__STATED EXERCISE A__
List every statutory provision cited in the court memorandum on the Ryer collision suit below.
__STATED EXERCISE B__
Recast the paragraph beginning "Thereafter, the defendants, appearing specially" in the court memorandum on the Ryer collision suit below as a short bulleted list that keeps its main facts.

====== SELECTED TEXT ======

Ryer v. Harrisburg Kohl Bros.

315 F. Supp. 7 | M.D. Penn. | 1970

MEMORANDUM

HERMAN, District Judge.

This action has arisen as a result of an automobile collision which occurred in Lancaster County, Pennsylvania, on August 11, 1967, in which the plaintiffs Lillian and Alfred Ryer were occupants in one of the vehicles (driver and passenger, respectively), and the defendant Harold F. Mohn was the driver of the other vehicle. Defendant Mohn is employed by defendant Harrisburg Kohl Brothers, Inc., which leased the vehicle involved herein from Landau Auto Leasing, Inc.1

Suit was commenced by the plaintiffs on or about August 12, 1968 in the Supreme Court of the State of New York, County of Bronx, Defendants Harrisburg Kohl Brothers, Inc., Landau Auto Leasing, Inc., and Harold F. Mohn are Pennsylvania citizens, not doing business in the State of New York. Jurisdiction was obtained pursuant to an attachment proceeding of the insureds’ (Harrisburg Kohl Brothers, Inc., and Harold F. Mohn) automobile liability insurance policy issued issued by Potomac Insurance Company, intervenor herein, which company is licensed to do business in the State of New York. N.Y. CPLR Section 5201.

Thereafter, the defendants, appearing specially, petitioned the United States District Court for the Southern District of New York for removal, pursuant to 28 U.S.C. Section 1441. Defendants (except Landau which had no interest in the insurance policy) having petitioned for removal then sought an order to vacate the attachment of the insurance policy and a dismissal of the complaint, and the plaintiffs moved for a remand to the State Supreme Court. The District Court for the Southern District of New York denied plaintiffs’ motion to remand, and also denied defendants’ motions to vacate the order of attachment and to dismiss the complaint.

An immediate appeal was granted of the interlocutory order, pursuant to 28 U.S.C. Section 1292, wherein defendants again contested the validity of the attachment proceeding. Upon notice of appeal to the Second Circuit plaintiffs, apparently because of the proximity of the expiration of the Pennsylvania Statute of Limitations which is two years in a tort action (12 P.S. Section 31), filed a pro se action in the District Court for the Middle District of Pennsylvania on July 15, 1969, as a protective suit in the event the Second Circuit would vacate the attachment.

The Second Circuit refused to entertain an appeal of the District Court’s decision upholding the validity of the attachment procedure for the reason that that court had decided the exact issue in Minichiello v. Rosenberg, 410 F.2d 106 (2d Cir. 1968).

Subsequently, the defendants filed a motion, pursuant to 28 U.S.C. Section 1404(a), seeking a transference of the within matter to the United States District Court for the Middle District of Pennsylvania, and the District Court for the Southern District of New York granted defendants’ motion. See: Ryer v. Harrisburg Kohl Brothers, Inc., 307 F. Supp. 276 (S.D.N.Y.1969).

====== INFORMATION GIVEN ======

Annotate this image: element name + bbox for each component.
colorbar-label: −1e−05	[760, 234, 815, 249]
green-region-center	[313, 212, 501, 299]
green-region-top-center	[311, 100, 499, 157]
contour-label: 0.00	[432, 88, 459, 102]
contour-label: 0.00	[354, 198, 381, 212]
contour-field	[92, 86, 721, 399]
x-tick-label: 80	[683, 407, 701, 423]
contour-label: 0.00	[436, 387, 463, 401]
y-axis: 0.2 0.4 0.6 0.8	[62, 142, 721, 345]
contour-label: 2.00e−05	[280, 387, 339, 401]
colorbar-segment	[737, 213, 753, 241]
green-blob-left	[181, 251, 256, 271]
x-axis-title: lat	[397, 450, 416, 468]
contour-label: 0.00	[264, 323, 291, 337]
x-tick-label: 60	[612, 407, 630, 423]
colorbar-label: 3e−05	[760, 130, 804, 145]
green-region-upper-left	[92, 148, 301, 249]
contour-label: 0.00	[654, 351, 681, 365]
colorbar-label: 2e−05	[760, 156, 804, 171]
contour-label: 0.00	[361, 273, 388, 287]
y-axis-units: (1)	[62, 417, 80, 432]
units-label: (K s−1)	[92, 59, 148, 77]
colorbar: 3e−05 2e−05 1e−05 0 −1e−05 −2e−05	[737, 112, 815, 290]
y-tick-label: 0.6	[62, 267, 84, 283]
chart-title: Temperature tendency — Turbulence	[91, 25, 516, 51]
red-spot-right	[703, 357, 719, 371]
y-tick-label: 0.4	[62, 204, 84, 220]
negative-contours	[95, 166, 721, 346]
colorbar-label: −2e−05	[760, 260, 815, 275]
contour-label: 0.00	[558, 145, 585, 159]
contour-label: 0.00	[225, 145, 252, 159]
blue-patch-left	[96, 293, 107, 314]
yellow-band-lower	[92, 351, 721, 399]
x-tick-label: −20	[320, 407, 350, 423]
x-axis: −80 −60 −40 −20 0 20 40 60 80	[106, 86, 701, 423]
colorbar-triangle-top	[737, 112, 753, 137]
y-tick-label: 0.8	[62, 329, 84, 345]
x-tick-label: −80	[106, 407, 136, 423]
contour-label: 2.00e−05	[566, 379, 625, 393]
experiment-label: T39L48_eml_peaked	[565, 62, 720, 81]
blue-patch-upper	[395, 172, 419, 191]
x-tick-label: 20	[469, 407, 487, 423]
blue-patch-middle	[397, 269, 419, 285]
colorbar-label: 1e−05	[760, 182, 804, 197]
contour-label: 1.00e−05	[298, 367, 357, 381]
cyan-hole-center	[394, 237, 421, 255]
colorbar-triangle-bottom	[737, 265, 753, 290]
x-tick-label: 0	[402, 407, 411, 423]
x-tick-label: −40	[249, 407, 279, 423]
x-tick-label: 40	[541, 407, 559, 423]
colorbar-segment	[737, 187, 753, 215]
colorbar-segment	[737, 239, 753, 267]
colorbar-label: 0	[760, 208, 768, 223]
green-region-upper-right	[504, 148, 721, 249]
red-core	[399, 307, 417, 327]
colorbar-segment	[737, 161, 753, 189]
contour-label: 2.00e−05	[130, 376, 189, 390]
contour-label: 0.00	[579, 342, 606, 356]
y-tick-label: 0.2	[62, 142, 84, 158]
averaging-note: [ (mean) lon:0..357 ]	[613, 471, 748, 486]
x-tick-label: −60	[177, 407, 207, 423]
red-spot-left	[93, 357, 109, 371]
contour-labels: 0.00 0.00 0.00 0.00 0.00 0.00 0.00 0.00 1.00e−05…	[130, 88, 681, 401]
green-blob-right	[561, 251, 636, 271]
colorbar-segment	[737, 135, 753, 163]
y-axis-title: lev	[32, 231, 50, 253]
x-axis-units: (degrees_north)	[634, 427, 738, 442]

======

__COMPLETE OUTPUT A__
- N.Y. CPLR Section 5201
- 28 U.S.C. Section 1441
- 28 U.S.C. Section 1292
- 12 P.S. Section 31
- 28 U.S.C. Section 1404(a)

__COMPLETE OUTPUT B__
- Appearing specially, the defendants petitioned the United States District Court for the Southern District of New York for removal under 28 U.S.C. Section 1441.
- The defendants, except Landau, which had no interest in the insurance policy, then moved to vacate the attachment of the insurance policy and to dismiss the complaint.
- The plaintiffs moved for a remand to the State Supreme Court.
- The Southern District of New York denied the plaintiffs' motion to remand.
- It also denied the defendants' motions to vacate the order of attachment and to dismiss the complaint.